__Short problem__.
Without the pictures, can you quote each line below exactly?

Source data
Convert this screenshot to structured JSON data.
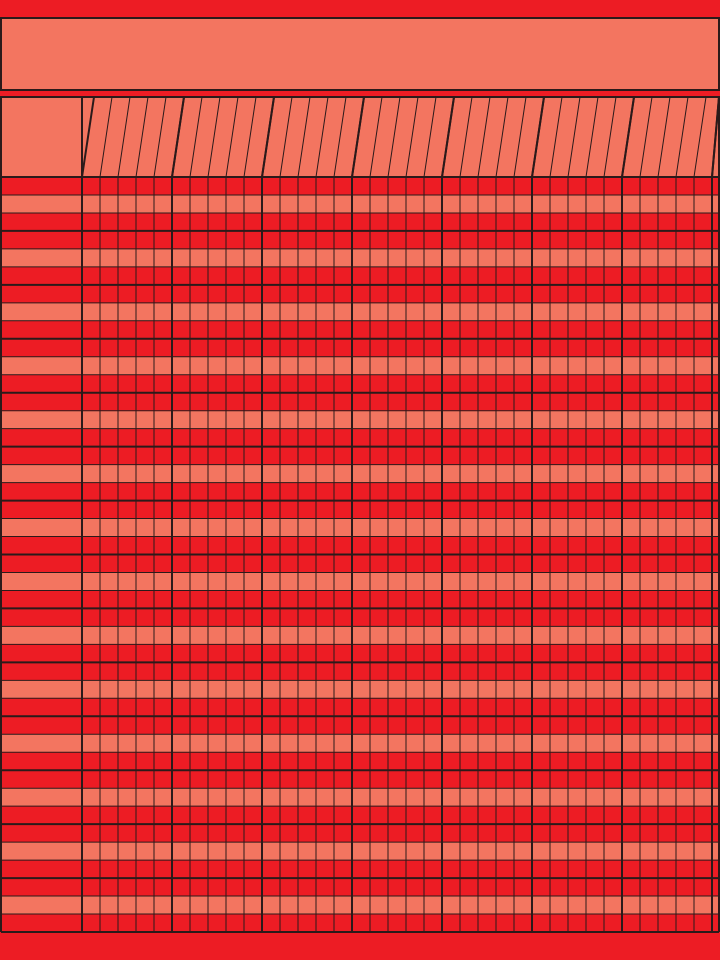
{
  "chart": {
    "title": "",
    "name_column_header": "",
    "group_count": 8,
    "subcolumns_per_group": 5,
    "row_count": 42,
    "row_band_pattern": [
      "dark",
      "light",
      "dark"
    ],
    "colors": {
      "frame": "#ED1C24",
      "dark_row": "#ED1C24",
      "light_row": "#F37560",
      "title_bar": "#F37560",
      "header": "#F37560",
      "line": "#2B1A1A"
    }
  }
}
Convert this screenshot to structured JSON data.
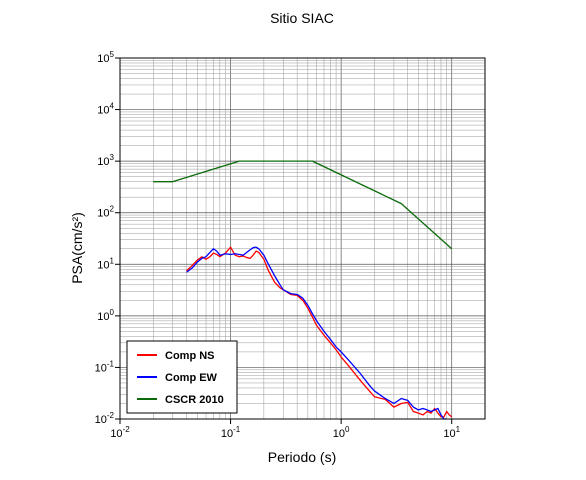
{
  "chart_data": {
    "type": "line",
    "title": "Sitio SIAC",
    "xlabel": "Periodo (s)",
    "ylabel": "PSA(cm/s²)",
    "xscale": "log",
    "yscale": "log",
    "xlim": [
      0.01,
      20
    ],
    "ylim": [
      0.01,
      100000
    ],
    "grid": true,
    "legend_position": "bottom-left",
    "x_ticks": [
      {
        "value": 0.01,
        "base": "10",
        "exp": "-2"
      },
      {
        "value": 0.1,
        "base": "10",
        "exp": "-1"
      },
      {
        "value": 1,
        "base": "10",
        "exp": "0"
      },
      {
        "value": 10,
        "base": "10",
        "exp": "1"
      }
    ],
    "y_ticks": [
      {
        "value": 0.01,
        "base": "10",
        "exp": "-2"
      },
      {
        "value": 0.1,
        "base": "10",
        "exp": "-1"
      },
      {
        "value": 1,
        "base": "10",
        "exp": "0"
      },
      {
        "value": 10,
        "base": "10",
        "exp": "1"
      },
      {
        "value": 100,
        "base": "10",
        "exp": "2"
      },
      {
        "value": 1000,
        "base": "10",
        "exp": "3"
      },
      {
        "value": 10000,
        "base": "10",
        "exp": "4"
      },
      {
        "value": 100000,
        "base": "10",
        "exp": "5"
      }
    ],
    "series": [
      {
        "name": "Comp NS",
        "color": "#ff0000",
        "x": [
          0.04,
          0.045,
          0.05,
          0.055,
          0.06,
          0.065,
          0.07,
          0.075,
          0.08,
          0.09,
          0.1,
          0.11,
          0.12,
          0.13,
          0.14,
          0.15,
          0.16,
          0.17,
          0.18,
          0.2,
          0.22,
          0.25,
          0.28,
          0.3,
          0.35,
          0.4,
          0.45,
          0.5,
          0.55,
          0.6,
          0.7,
          0.8,
          0.9,
          1.0,
          1.2,
          1.5,
          1.8,
          2.0,
          2.5,
          3.0,
          3.5,
          4.0,
          4.5,
          5.0,
          5.5,
          6.0,
          6.5,
          7.0,
          7.5,
          8.0,
          8.5,
          9.0,
          9.5,
          10.0
        ],
        "y": [
          7.5,
          9.5,
          12,
          14,
          12.5,
          14,
          16.5,
          15.5,
          14,
          16.5,
          21.5,
          15,
          14,
          14.5,
          13.5,
          13,
          15,
          18,
          17,
          12.5,
          7.5,
          4.5,
          3.5,
          3.2,
          2.6,
          2.5,
          2.0,
          1.4,
          0.95,
          0.65,
          0.42,
          0.3,
          0.22,
          0.16,
          0.1,
          0.055,
          0.035,
          0.027,
          0.024,
          0.017,
          0.02,
          0.021,
          0.014,
          0.013,
          0.012,
          0.014,
          0.013,
          0.016,
          0.013,
          0.011,
          0.011,
          0.014,
          0.012,
          0.011
        ]
      },
      {
        "name": "Comp EW",
        "color": "#0000ff",
        "x": [
          0.04,
          0.045,
          0.05,
          0.055,
          0.06,
          0.065,
          0.07,
          0.075,
          0.08,
          0.09,
          0.1,
          0.11,
          0.12,
          0.13,
          0.14,
          0.15,
          0.16,
          0.17,
          0.18,
          0.2,
          0.22,
          0.25,
          0.28,
          0.3,
          0.35,
          0.4,
          0.45,
          0.5,
          0.55,
          0.6,
          0.7,
          0.8,
          0.9,
          1.0,
          1.2,
          1.5,
          1.8,
          2.0,
          2.5,
          3.0,
          3.5,
          4.0,
          4.5,
          5.0,
          5.5,
          6.0,
          6.5,
          7.0,
          7.5,
          8.0,
          8.5,
          9.0
        ],
        "y": [
          7.0,
          8.5,
          11,
          13,
          14,
          17,
          20,
          18,
          15,
          16,
          15.5,
          16,
          15.5,
          15,
          17,
          19,
          21,
          21.5,
          20,
          15,
          10,
          6,
          4,
          3.2,
          2.7,
          2.6,
          2.2,
          1.6,
          1.1,
          0.8,
          0.5,
          0.35,
          0.25,
          0.2,
          0.13,
          0.075,
          0.045,
          0.035,
          0.025,
          0.02,
          0.025,
          0.023,
          0.017,
          0.015,
          0.016,
          0.015,
          0.014,
          0.015,
          0.016,
          0.012,
          0.01,
          0.01
        ]
      },
      {
        "name": "CSCR 2010",
        "color": "#0b6b0b",
        "x": [
          0.02,
          0.03,
          0.12,
          0.55,
          3.5,
          10
        ],
        "y": [
          400,
          400,
          1000,
          1000,
          150,
          20
        ]
      }
    ]
  }
}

__Response to this task__.
Convert this screenshot to structured JSON data.
{
  "chart": {
    "title": "",
    "name_column_header": "",
    "group_count": 8,
    "subcolumns_per_group": 5,
    "row_count": 42,
    "row_band_pattern": [
      "dark",
      "light",
      "dark"
    ],
    "colors": {
      "frame": "#ED1C24",
      "dark_row": "#ED1C24",
      "light_row": "#F37560",
      "title_bar": "#F37560",
      "header": "#F37560",
      "line": "#2B1A1A"
    }
  }
}
Convert this screenshot to structured JSON data.
{
  "chart_data": {
    "type": "line",
    "title": "Sitio SIAC",
    "xlabel": "Periodo (s)",
    "ylabel": "PSA(cm/s²)",
    "xscale": "log",
    "yscale": "log",
    "xlim": [
      0.01,
      20
    ],
    "ylim": [
      0.01,
      100000
    ],
    "grid": true,
    "legend_position": "bottom-left",
    "x_ticks": [
      {
        "value": 0.01,
        "base": "10",
        "exp": "-2"
      },
      {
        "value": 0.1,
        "base": "10",
        "exp": "-1"
      },
      {
        "value": 1,
        "base": "10",
        "exp": "0"
      },
      {
        "value": 10,
        "base": "10",
        "exp": "1"
      }
    ],
    "y_ticks": [
      {
        "value": 0.01,
        "base": "10",
        "exp": "-2"
      },
      {
        "value": 0.1,
        "base": "10",
        "exp": "-1"
      },
      {
        "value": 1,
        "base": "10",
        "exp": "0"
      },
      {
        "value": 10,
        "base": "10",
        "exp": "1"
      },
      {
        "value": 100,
        "base": "10",
        "exp": "2"
      },
      {
        "value": 1000,
        "base": "10",
        "exp": "3"
      },
      {
        "value": 10000,
        "base": "10",
        "exp": "4"
      },
      {
        "value": 100000,
        "base": "10",
        "exp": "5"
      }
    ],
    "series": [
      {
        "name": "Comp NS",
        "color": "#ff0000",
        "x": [
          0.04,
          0.045,
          0.05,
          0.055,
          0.06,
          0.065,
          0.07,
          0.075,
          0.08,
          0.09,
          0.1,
          0.11,
          0.12,
          0.13,
          0.14,
          0.15,
          0.16,
          0.17,
          0.18,
          0.2,
          0.22,
          0.25,
          0.28,
          0.3,
          0.35,
          0.4,
          0.45,
          0.5,
          0.55,
          0.6,
          0.7,
          0.8,
          0.9,
          1.0,
          1.2,
          1.5,
          1.8,
          2.0,
          2.5,
          3.0,
          3.5,
          4.0,
          4.5,
          5.0,
          5.5,
          6.0,
          6.5,
          7.0,
          7.5,
          8.0,
          8.5,
          9.0,
          9.5,
          10.0
        ],
        "y": [
          7.5,
          9.5,
          12,
          14,
          12.5,
          14,
          16.5,
          15.5,
          14,
          16.5,
          21.5,
          15,
          14,
          14.5,
          13.5,
          13,
          15,
          18,
          17,
          12.5,
          7.5,
          4.5,
          3.5,
          3.2,
          2.6,
          2.5,
          2.0,
          1.4,
          0.95,
          0.65,
          0.42,
          0.3,
          0.22,
          0.16,
          0.1,
          0.055,
          0.035,
          0.027,
          0.024,
          0.017,
          0.02,
          0.021,
          0.014,
          0.013,
          0.012,
          0.014,
          0.013,
          0.016,
          0.013,
          0.011,
          0.011,
          0.014,
          0.012,
          0.011
        ]
      },
      {
        "name": "Comp EW",
        "color": "#0000ff",
        "x": [
          0.04,
          0.045,
          0.05,
          0.055,
          0.06,
          0.065,
          0.07,
          0.075,
          0.08,
          0.09,
          0.1,
          0.11,
          0.12,
          0.13,
          0.14,
          0.15,
          0.16,
          0.17,
          0.18,
          0.2,
          0.22,
          0.25,
          0.28,
          0.3,
          0.35,
          0.4,
          0.45,
          0.5,
          0.55,
          0.6,
          0.7,
          0.8,
          0.9,
          1.0,
          1.2,
          1.5,
          1.8,
          2.0,
          2.5,
          3.0,
          3.5,
          4.0,
          4.5,
          5.0,
          5.5,
          6.0,
          6.5,
          7.0,
          7.5,
          8.0,
          8.5,
          9.0
        ],
        "y": [
          7.0,
          8.5,
          11,
          13,
          14,
          17,
          20,
          18,
          15,
          16,
          15.5,
          16,
          15.5,
          15,
          17,
          19,
          21,
          21.5,
          20,
          15,
          10,
          6,
          4,
          3.2,
          2.7,
          2.6,
          2.2,
          1.6,
          1.1,
          0.8,
          0.5,
          0.35,
          0.25,
          0.2,
          0.13,
          0.075,
          0.045,
          0.035,
          0.025,
          0.02,
          0.025,
          0.023,
          0.017,
          0.015,
          0.016,
          0.015,
          0.014,
          0.015,
          0.016,
          0.012,
          0.01,
          0.01
        ]
      },
      {
        "name": "CSCR 2010",
        "color": "#0b6b0b",
        "x": [
          0.02,
          0.03,
          0.12,
          0.55,
          3.5,
          10
        ],
        "y": [
          400,
          400,
          1000,
          1000,
          150,
          20
        ]
      }
    ]
  }
}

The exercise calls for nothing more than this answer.